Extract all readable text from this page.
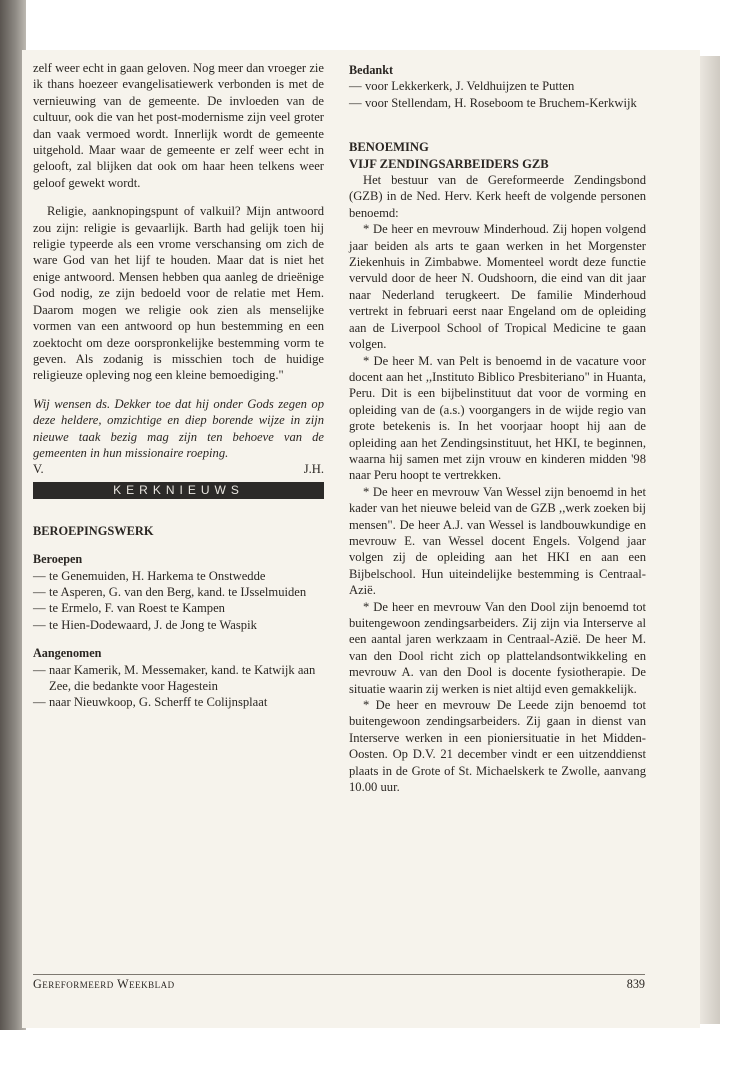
zelf weer echt in gaan geloven. Nog meer dan vroeger zie ik thans hoezeer evangelisatiewerk verbonden is met de vernieuwing van de gemeente. De invloeden van de cultuur, ook die van het post-modernisme zijn veel groter dan vaak vermoed wordt. Innerlijk wordt de gemeente uitgehold. Maar waar de gemeente er zelf weer echt in gelooft, zal blijken dat ook om haar heen telkens weer geloof gewekt wordt.

Religie, aanknopingspunt of valkuil? Mijn antwoord zou zijn: religie is gevaarlijk. Barth had gelijk toen hij religie typeerde als een vrome verschansing om zich de ware God van het lijf te houden. Maar dat is niet het enige antwoord. Mensen hebben qua aanleg de drieënige God nodig, ze zijn bedoeld voor de relatie met Hem. Daarom mogen we religie ook zien als menselijke vormen van een antwoord op hun bestemming en een zoektocht om deze oorspronkelijke bestemming vorm te geven. Als zodanig is misschien toch de huidige religieuze opleving nog een kleine bemoediging."

Wij wensen ds. Dekker toe dat hij onder Gods zegen op deze heldere, omzichtige en diep borende wijze in zijn nieuwe taak bezig mag zijn ten behoeve van de gemeenten in hun missionaire roeping.

V.	J.H.
KERKNIEUWS
BEROEPINGSWERK
Beroepen
— te Genemuiden, H. Harkema te Onstwedde
— te Asperen, G. van den Berg, kand. te IJsselmuiden
— te Ermelo, F. van Roest te Kampen
— te Hien-Dodewaard, J. de Jong te Waspik
Aangenomen
— naar Kamerik, M. Messemaker, kand. te Katwijk aan Zee, die bedankte voor Hagestein
— naar Nieuwkoop, G. Scherff te Colijnsplaat
Bedankt
— voor Lekkerkerk, J. Veldhuijzen te Putten
— voor Stellendam, H. Roseboom te Bruchem-Kerkwijk
BENOEMING
VIJF ZENDINGSARBEIDERS GZB

Het bestuur van de Gereformeerde Zendingsbond (GZB) in de Ned. Herv. Kerk heeft de volgende personen benoemd:

* De heer en mevrouw Minderhoud. Zij hopen volgend jaar beiden als arts te gaan werken in het Morgenster Ziekenhuis in Zimbabwe. Momenteel wordt deze functie vervuld door de heer N. Oudshoorn, die eind van dit jaar naar Nederland terugkeert. De familie Minderhoud vertrekt in februari eerst naar Engeland om de opleiding aan de Liverpool School of Tropical Medicine te gaan volgen.

* De heer M. van Pelt is benoemd in de vacature voor docent aan het ,,Instituto Biblico Presbiteriano" in Huanta, Peru. Dit is een bijbelinstituut dat voor de vorming en opleiding van de (a.s.) voorgangers in de wijde regio van grote betekenis is. In het voorjaar hoopt hij aan de opleiding aan het Zendingsinstituut, het HKI, te beginnen, waarna hij samen met zijn vrouw en kinderen midden '98 naar Peru hoopt te vertrekken.

* De heer en mevrouw Van Wessel zijn benoemd in het kader van het nieuwe beleid van de GZB ,,werk zoeken bij mensen". De heer A.J. van Wessel is landbouwkundige en mevrouw E. van Wessel docent Engels. Volgend jaar volgen zij de opleiding aan het HKI en aan een Bijbelschool. Hun uiteindelijke bestemming is Centraal-Azië.

* De heer en mevrouw Van den Dool zijn benoemd tot buitengewoon zendingsarbeiders. Zij zijn via Interserve al een aantal jaren werkzaam in Centraal-Azië. De heer M. van den Dool richt zich op plattelandsontwikkeling en mevrouw A. van den Dool is docente fysiotherapie. De situatie waarin zij werken is niet altijd even gemakkelijk.

* De heer en mevrouw De Leede zijn benoemd tot buitengewoon zendingsarbeiders. Zij gaan in dienst van Interserve werken in een pioniersituatie in het Midden-Oosten. Op D.V. 21 december vindt er een uitzenddienst plaats in de Grote of St. Michaelskerk te Zwolle, aanvang 10.00 uur.

Gereformeerd Weekblad	839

__________________________________________________

**Task prompt:**
Your task is to return every entry exactly as it was written, with the pictures removed.

**Answer to this task:**
Extract all readable text from this page.
zelf weer echt in gaan geloven. Nog meer dan vroeger zie ik thans hoezeer evangelisatiewerk verbonden is met de vernieuwing van de gemeente. De invloeden van de cultuur, ook die van het post-modernisme zijn veel groter dan vaak vermoed wordt. Innerlijk wordt de gemeente uitgehold. Maar waar de gemeente er zelf weer echt in gelooft, zal blijken dat ook om haar heen telkens weer geloof gewekt wordt.

Religie, aanknopingspunt of valkuil? Mijn antwoord zou zijn: religie is gevaarlijk. Barth had gelijk toen hij religie typeerde als een vrome verschansing om zich de ware God van het lijf te houden. Maar dat is niet het enige antwoord. Mensen hebben qua aanleg de drieënige God nodig, ze zijn bedoeld voor de relatie met Hem. Daarom mogen we religie ook zien als menselijke vormen van een antwoord op hun bestemming en een zoektocht om deze oorspronkelijke bestemming vorm te geven. Als zodanig is misschien toch de huidige religieuze opleving nog een kleine bemoediging."

Wij wensen ds. Dekker toe dat hij onder Gods zegen op deze heldere, omzichtige en diep borende wijze in zijn nieuwe taak bezig mag zijn ten behoeve van de gemeenten in hun missionaire roeping.

V.	J.H.
KERKNIEUWS
BEROEPINGSWERK
Beroepen
— te Genemuiden, H. Harkema te Onstwedde
— te Asperen, G. van den Berg, kand. te IJsselmuiden
— te Ermelo, F. van Roest te Kampen
— te Hien-Dodewaard, J. de Jong te Waspik
Aangenomen
— naar Kamerik, M. Messemaker, kand. te Katwijk aan Zee, die bedankte voor Hagestein
— naar Nieuwkoop, G. Scherff te Colijnsplaat
Bedankt
— voor Lekkerkerk, J. Veldhuijzen te Putten
— voor Stellendam, H. Roseboom te Bruchem-Kerkwijk
BENOEMING
VIJF ZENDINGSARBEIDERS GZB

Het bestuur van de Gereformeerde Zendingsbond (GZB) in de Ned. Herv. Kerk heeft de volgende personen benoemd:

* De heer en mevrouw Minderhoud. Zij hopen volgend jaar beiden als arts te gaan werken in het Morgenster Ziekenhuis in Zimbabwe. Momenteel wordt deze functie vervuld door de heer N. Oudshoorn, die eind van dit jaar naar Nederland terugkeert. De familie Minderhoud vertrekt in februari eerst naar Engeland om de opleiding aan de Liverpool School of Tropical Medicine te gaan volgen.

* De heer M. van Pelt is benoemd in de vacature voor docent aan het ,,Instituto Biblico Presbiteriano" in Huanta, Peru. Dit is een bijbelinstituut dat voor de vorming en opleiding van de (a.s.) voorgangers in de wijde regio van grote betekenis is. In het voorjaar hoopt hij aan de opleiding aan het Zendingsinstituut, het HKI, te beginnen, waarna hij samen met zijn vrouw en kinderen midden '98 naar Peru hoopt te vertrekken.

* De heer en mevrouw Van Wessel zijn benoemd in het kader van het nieuwe beleid van de GZB ,,werk zoeken bij mensen". De heer A.J. van Wessel is landbouwkundige en mevrouw E. van Wessel docent Engels. Volgend jaar volgen zij de opleiding aan het HKI en aan een Bijbelschool. Hun uiteindelijke bestemming is Centraal-Azië.

* De heer en mevrouw Van den Dool zijn benoemd tot buitengewoon zendingsarbeiders. Zij zijn via Interserve al een aantal jaren werkzaam in Centraal-Azië. De heer M. van den Dool richt zich op plattelandsontwikkeling en mevrouw A. van den Dool is docente fysiotherapie. De situatie waarin zij werken is niet altijd even gemakkelijk.

* De heer en mevrouw De Leede zijn benoemd tot buitengewoon zendingsarbeiders. Zij gaan in dienst van Interserve werken in een pioniersituatie in het Midden-Oosten. Op D.V. 21 december vindt er een uitzenddienst plaats in de Grote of St. Michaelskerk te Zwolle, aanvang 10.00 uur.

Gereformeerd Weekblad	839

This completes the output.